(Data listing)
════════════════════
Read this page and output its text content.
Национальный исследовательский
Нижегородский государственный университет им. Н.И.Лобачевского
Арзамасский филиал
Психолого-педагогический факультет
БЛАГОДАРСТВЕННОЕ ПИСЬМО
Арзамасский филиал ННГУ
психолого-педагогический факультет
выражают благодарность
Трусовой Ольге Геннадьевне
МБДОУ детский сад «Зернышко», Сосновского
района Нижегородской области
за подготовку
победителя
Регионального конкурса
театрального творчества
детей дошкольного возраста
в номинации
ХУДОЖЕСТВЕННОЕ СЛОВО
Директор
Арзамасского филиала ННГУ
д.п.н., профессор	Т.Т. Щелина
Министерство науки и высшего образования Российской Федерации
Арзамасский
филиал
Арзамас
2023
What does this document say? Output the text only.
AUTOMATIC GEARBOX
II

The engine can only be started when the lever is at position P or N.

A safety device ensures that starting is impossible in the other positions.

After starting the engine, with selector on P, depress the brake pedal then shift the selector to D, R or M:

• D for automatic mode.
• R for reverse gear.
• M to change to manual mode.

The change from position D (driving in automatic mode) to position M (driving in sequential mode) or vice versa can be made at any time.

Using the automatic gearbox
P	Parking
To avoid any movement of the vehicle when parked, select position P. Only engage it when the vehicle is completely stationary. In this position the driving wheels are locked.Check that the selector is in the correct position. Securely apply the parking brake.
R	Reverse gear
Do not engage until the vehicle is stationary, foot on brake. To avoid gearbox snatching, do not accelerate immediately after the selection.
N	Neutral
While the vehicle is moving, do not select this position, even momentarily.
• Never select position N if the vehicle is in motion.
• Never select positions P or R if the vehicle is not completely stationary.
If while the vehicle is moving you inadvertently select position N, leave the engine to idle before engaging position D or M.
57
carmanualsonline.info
════════════════════
Repeat the records above exactly, from the first line to the last.

Answer to the task:
Read this page and output its text content.
Национальный исследовательский
Нижегородский государственный университет им. Н.И.Лобачевского
Арзамасский филиал
Психолого-педагогический факультет
БЛАГОДАРСТВЕННОЕ ПИСЬМО
Арзамасский филиал ННГУ
психолого-педагогический факультет
выражают благодарность
Трусовой Ольге Геннадьевне
МБДОУ детский сад «Зернышко», Сосновского
района Нижегородской области
за подготовку
победителя
Регионального конкурса
театрального творчества
детей дошкольного возраста
в номинации
ХУДОЖЕСТВЕННОЕ СЛОВО
Директор
Арзамасского филиала ННГУ
д.п.н., профессор	Т.Т. Щелина
Министерство науки и высшего образования Российской Федерации
Арзамасский
филиал
Арзамас
2023
What does this document say? Output the text only.
AUTOMATIC GEARBOX
II

The engine can only be started when the lever is at position P or N.

A safety device ensures that starting is impossible in the other positions.

After starting the engine, with selector on P, depress the brake pedal then shift the selector to D, R or M:

• D for automatic mode.
• R for reverse gear.
• M to change to manual mode.

The change from position D (driving in automatic mode) to position M (driving in sequential mode) or vice versa can be made at any time.

Using the automatic gearbox
P	Parking
To avoid any movement of the vehicle when parked, select position P. Only engage it when the vehicle is completely stationary. In this position the driving wheels are locked.Check that the selector is in the correct position. Securely apply the parking brake.
R	Reverse gear
Do not engage until the vehicle is stationary, foot on brake. To avoid gearbox snatching, do not accelerate immediately after the selection.
N	Neutral
While the vehicle is moving, do not select this position, even momentarily.
• Never select position N if the vehicle is in motion.
• Never select positions P or R if the vehicle is not completely stationary.
If while the vehicle is moving you inadvertently select position N, leave the engine to idle before engaging position D or M.
57
carmanualsonline.info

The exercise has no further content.